Extract each record and reproduce it exactly.
——————————
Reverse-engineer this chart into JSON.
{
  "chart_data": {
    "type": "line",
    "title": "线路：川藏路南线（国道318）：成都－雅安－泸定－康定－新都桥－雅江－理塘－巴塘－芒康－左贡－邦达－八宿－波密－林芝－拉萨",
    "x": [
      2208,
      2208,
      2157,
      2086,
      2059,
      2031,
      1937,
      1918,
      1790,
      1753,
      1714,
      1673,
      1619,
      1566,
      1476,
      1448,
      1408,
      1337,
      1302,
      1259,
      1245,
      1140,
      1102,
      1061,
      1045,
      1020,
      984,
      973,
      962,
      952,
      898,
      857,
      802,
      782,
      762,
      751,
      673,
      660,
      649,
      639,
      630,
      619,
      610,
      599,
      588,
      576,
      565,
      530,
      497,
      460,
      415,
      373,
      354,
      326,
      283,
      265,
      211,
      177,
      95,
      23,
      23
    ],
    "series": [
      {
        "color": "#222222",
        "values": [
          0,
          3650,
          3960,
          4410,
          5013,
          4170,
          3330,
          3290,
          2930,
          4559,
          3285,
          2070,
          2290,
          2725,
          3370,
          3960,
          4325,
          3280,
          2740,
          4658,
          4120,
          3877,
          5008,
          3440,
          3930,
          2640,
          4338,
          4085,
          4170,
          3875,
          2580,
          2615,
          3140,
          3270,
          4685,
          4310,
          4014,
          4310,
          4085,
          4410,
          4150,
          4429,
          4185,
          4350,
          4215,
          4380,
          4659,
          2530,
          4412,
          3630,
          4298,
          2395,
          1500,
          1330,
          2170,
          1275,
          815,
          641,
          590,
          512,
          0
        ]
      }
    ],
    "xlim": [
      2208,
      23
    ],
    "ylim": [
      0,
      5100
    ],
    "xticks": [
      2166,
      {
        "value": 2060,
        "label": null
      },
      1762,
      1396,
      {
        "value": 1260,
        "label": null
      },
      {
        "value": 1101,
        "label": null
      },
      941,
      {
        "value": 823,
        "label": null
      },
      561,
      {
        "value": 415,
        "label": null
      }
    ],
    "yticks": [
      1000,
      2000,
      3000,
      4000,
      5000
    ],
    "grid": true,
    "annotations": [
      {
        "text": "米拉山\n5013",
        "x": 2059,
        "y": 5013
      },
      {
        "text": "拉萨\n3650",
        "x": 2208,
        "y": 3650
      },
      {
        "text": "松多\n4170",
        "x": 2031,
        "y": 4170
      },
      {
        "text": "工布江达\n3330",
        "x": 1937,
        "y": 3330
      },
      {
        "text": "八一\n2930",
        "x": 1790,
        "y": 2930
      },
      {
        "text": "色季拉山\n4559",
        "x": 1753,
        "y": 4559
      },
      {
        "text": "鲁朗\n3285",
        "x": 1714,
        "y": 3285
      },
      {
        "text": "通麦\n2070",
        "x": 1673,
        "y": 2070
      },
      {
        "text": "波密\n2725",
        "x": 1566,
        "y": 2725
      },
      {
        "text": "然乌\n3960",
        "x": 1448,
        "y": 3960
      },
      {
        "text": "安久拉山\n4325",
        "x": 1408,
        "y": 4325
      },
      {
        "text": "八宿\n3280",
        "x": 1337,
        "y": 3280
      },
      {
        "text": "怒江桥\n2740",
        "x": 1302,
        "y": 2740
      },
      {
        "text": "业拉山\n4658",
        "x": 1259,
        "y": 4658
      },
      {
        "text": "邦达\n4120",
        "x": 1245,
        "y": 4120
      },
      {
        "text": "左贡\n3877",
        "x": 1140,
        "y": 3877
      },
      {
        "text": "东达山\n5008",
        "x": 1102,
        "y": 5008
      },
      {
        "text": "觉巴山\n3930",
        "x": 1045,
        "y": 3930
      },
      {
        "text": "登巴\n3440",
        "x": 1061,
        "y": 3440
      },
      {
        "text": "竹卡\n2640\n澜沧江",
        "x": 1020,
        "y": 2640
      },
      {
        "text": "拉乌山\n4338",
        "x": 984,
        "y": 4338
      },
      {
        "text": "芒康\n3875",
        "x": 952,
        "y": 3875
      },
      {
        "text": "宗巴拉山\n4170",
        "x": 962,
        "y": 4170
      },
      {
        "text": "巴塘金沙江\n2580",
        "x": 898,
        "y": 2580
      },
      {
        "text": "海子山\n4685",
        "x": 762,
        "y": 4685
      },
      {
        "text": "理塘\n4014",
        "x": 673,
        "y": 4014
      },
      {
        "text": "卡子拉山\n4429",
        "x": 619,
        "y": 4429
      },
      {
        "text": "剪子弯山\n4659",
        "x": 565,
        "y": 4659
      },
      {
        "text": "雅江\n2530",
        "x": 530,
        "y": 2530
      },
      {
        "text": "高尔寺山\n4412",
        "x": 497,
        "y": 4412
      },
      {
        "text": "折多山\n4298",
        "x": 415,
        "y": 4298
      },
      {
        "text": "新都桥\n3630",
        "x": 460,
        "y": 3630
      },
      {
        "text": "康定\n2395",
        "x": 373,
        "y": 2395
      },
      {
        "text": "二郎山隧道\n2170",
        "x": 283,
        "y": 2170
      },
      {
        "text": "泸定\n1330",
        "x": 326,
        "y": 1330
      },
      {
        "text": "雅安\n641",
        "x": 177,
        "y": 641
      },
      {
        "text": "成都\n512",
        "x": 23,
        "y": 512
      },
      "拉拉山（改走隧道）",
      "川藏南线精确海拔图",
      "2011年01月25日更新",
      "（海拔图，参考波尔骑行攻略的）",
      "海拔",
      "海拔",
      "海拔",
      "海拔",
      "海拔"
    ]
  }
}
——————————
The solution
Reverse-engineer this chart into JSON.
{
  "chart_data": {
    "type": "line",
    "title": "线路：川藏路南线（国道318）：成都－雅安－泸定－康定－新都桥－雅江－理塘－巴塘－芒康－左贡－邦达－八宿－波密－林芝－拉萨",
    "x": [
      2208,
      2208,
      2157,
      2086,
      2059,
      2031,
      1937,
      1918,
      1790,
      1753,
      1714,
      1673,
      1619,
      1566,
      1476,
      1448,
      1408,
      1337,
      1302,
      1259,
      1245,
      1140,
      1102,
      1061,
      1045,
      1020,
      984,
      973,
      962,
      952,
      898,
      857,
      802,
      782,
      762,
      751,
      673,
      660,
      649,
      639,
      630,
      619,
      610,
      599,
      588,
      576,
      565,
      530,
      497,
      460,
      415,
      373,
      354,
      326,
      283,
      265,
      211,
      177,
      95,
      23,
      23
    ],
    "series": [
      {
        "color": "#222222",
        "values": [
          0,
          3650,
          3960,
          4410,
          5013,
          4170,
          3330,
          3290,
          2930,
          4559,
          3285,
          2070,
          2290,
          2725,
          3370,
          3960,
          4325,
          3280,
          2740,
          4658,
          4120,
          3877,
          5008,
          3440,
          3930,
          2640,
          4338,
          4085,
          4170,
          3875,
          2580,
          2615,
          3140,
          3270,
          4685,
          4310,
          4014,
          4310,
          4085,
          4410,
          4150,
          4429,
          4185,
          4350,
          4215,
          4380,
          4659,
          2530,
          4412,
          3630,
          4298,
          2395,
          1500,
          1330,
          2170,
          1275,
          815,
          641,
          590,
          512,
          0
        ]
      }
    ],
    "xlim": [
      2208,
      23
    ],
    "ylim": [
      0,
      5100
    ],
    "xticks": [
      2166,
      {
        "value": 2060,
        "label": null
      },
      1762,
      1396,
      {
        "value": 1260,
        "label": null
      },
      {
        "value": 1101,
        "label": null
      },
      941,
      {
        "value": 823,
        "label": null
      },
      561,
      {
        "value": 415,
        "label": null
      }
    ],
    "yticks": [
      1000,
      2000,
      3000,
      4000,
      5000
    ],
    "grid": true,
    "annotations": [
      {
        "text": "米拉山\n5013",
        "x": 2059,
        "y": 5013
      },
      {
        "text": "拉萨\n3650",
        "x": 2208,
        "y": 3650
      },
      {
        "text": "松多\n4170",
        "x": 2031,
        "y": 4170
      },
      {
        "text": "工布江达\n3330",
        "x": 1937,
        "y": 3330
      },
      {
        "text": "八一\n2930",
        "x": 1790,
        "y": 2930
      },
      {
        "text": "色季拉山\n4559",
        "x": 1753,
        "y": 4559
      },
      {
        "text": "鲁朗\n3285",
        "x": 1714,
        "y": 3285
      },
      {
        "text": "通麦\n2070",
        "x": 1673,
        "y": 2070
      },
      {
        "text": "波密\n2725",
        "x": 1566,
        "y": 2725
      },
      {
        "text": "然乌\n3960",
        "x": 1448,
        "y": 3960
      },
      {
        "text": "安久拉山\n4325",
        "x": 1408,
        "y": 4325
      },
      {
        "text": "八宿\n3280",
        "x": 1337,
        "y": 3280
      },
      {
        "text": "怒江桥\n2740",
        "x": 1302,
        "y": 2740
      },
      {
        "text": "业拉山\n4658",
        "x": 1259,
        "y": 4658
      },
      {
        "text": "邦达\n4120",
        "x": 1245,
        "y": 4120
      },
      {
        "text": "左贡\n3877",
        "x": 1140,
        "y": 3877
      },
      {
        "text": "东达山\n5008",
        "x": 1102,
        "y": 5008
      },
      {
        "text": "觉巴山\n3930",
        "x": 1045,
        "y": 3930
      },
      {
        "text": "登巴\n3440",
        "x": 1061,
        "y": 3440
      },
      {
        "text": "竹卡\n2640\n澜沧江",
        "x": 1020,
        "y": 2640
      },
      {
        "text": "拉乌山\n4338",
        "x": 984,
        "y": 4338
      },
      {
        "text": "芒康\n3875",
        "x": 952,
        "y": 3875
      },
      {
        "text": "宗巴拉山\n4170",
        "x": 962,
        "y": 4170
      },
      {
        "text": "巴塘金沙江\n2580",
        "x": 898,
        "y": 2580
      },
      {
        "text": "海子山\n4685",
        "x": 762,
        "y": 4685
      },
      {
        "text": "理塘\n4014",
        "x": 673,
        "y": 4014
      },
      {
        "text": "卡子拉山\n4429",
        "x": 619,
        "y": 4429
      },
      {
        "text": "剪子弯山\n4659",
        "x": 565,
        "y": 4659
      },
      {
        "text": "雅江\n2530",
        "x": 530,
        "y": 2530
      },
      {
        "text": "高尔寺山\n4412",
        "x": 497,
        "y": 4412
      },
      {
        "text": "折多山\n4298",
        "x": 415,
        "y": 4298
      },
      {
        "text": "新都桥\n3630",
        "x": 460,
        "y": 3630
      },
      {
        "text": "康定\n2395",
        "x": 373,
        "y": 2395
      },
      {
        "text": "二郎山隧道\n2170",
        "x": 283,
        "y": 2170
      },
      {
        "text": "泸定\n1330",
        "x": 326,
        "y": 1330
      },
      {
        "text": "雅安\n641",
        "x": 177,
        "y": 641
      },
      {
        "text": "成都\n512",
        "x": 23,
        "y": 512
      },
      "拉拉山（改走隧道）",
      "川藏南线精确海拔图",
      "2011年01月25日更新",
      "（海拔图，参考波尔骑行攻略的）",
      "海拔",
      "海拔",
      "海拔",
      "海拔",
      "海拔"
    ]
  }
}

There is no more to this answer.